━━━ Exercise input

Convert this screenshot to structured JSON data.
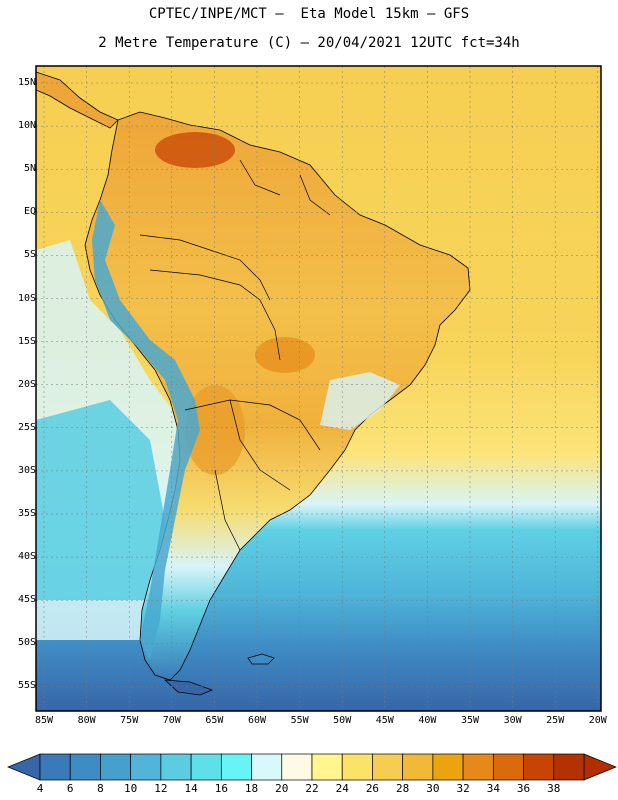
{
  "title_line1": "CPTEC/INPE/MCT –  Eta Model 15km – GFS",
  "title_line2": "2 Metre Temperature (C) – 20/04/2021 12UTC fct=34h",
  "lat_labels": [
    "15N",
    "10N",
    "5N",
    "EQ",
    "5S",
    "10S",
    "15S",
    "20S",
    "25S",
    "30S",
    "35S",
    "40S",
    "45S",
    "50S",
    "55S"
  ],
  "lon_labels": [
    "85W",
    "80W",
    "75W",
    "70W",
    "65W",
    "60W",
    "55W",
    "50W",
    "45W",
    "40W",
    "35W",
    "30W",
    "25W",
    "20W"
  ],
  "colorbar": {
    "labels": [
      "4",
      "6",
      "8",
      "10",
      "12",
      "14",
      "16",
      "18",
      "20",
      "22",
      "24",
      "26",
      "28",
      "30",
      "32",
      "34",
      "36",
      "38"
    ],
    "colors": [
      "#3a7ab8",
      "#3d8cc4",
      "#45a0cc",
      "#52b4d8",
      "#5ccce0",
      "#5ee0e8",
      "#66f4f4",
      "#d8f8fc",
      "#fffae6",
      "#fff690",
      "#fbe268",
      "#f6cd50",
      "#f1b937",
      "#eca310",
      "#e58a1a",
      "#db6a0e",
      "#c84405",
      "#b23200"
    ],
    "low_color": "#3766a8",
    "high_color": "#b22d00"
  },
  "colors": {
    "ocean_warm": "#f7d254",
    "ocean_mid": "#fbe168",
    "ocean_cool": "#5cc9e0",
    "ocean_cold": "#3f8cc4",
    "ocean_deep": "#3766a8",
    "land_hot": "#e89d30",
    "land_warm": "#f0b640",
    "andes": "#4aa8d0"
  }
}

━━━━━━

→ Your objective:
Leave the pictures out and print the records above exactly as they stand.

→ Solution:
Convert this screenshot to structured JSON data.
{
  "title_line1": "CPTEC/INPE/MCT –  Eta Model 15km – GFS",
  "title_line2": "2 Metre Temperature (C) – 20/04/2021 12UTC fct=34h",
  "lat_labels": [
    "15N",
    "10N",
    "5N",
    "EQ",
    "5S",
    "10S",
    "15S",
    "20S",
    "25S",
    "30S",
    "35S",
    "40S",
    "45S",
    "50S",
    "55S"
  ],
  "lon_labels": [
    "85W",
    "80W",
    "75W",
    "70W",
    "65W",
    "60W",
    "55W",
    "50W",
    "45W",
    "40W",
    "35W",
    "30W",
    "25W",
    "20W"
  ],
  "colorbar": {
    "labels": [
      "4",
      "6",
      "8",
      "10",
      "12",
      "14",
      "16",
      "18",
      "20",
      "22",
      "24",
      "26",
      "28",
      "30",
      "32",
      "34",
      "36",
      "38"
    ],
    "colors": [
      "#3a7ab8",
      "#3d8cc4",
      "#45a0cc",
      "#52b4d8",
      "#5ccce0",
      "#5ee0e8",
      "#66f4f4",
      "#d8f8fc",
      "#fffae6",
      "#fff690",
      "#fbe268",
      "#f6cd50",
      "#f1b937",
      "#eca310",
      "#e58a1a",
      "#db6a0e",
      "#c84405",
      "#b23200"
    ],
    "low_color": "#3766a8",
    "high_color": "#b22d00"
  },
  "colors": {
    "ocean_warm": "#f7d254",
    "ocean_mid": "#fbe168",
    "ocean_cool": "#5cc9e0",
    "ocean_cold": "#3f8cc4",
    "ocean_deep": "#3766a8",
    "land_hot": "#e89d30",
    "land_warm": "#f0b640",
    "andes": "#4aa8d0"
  }
}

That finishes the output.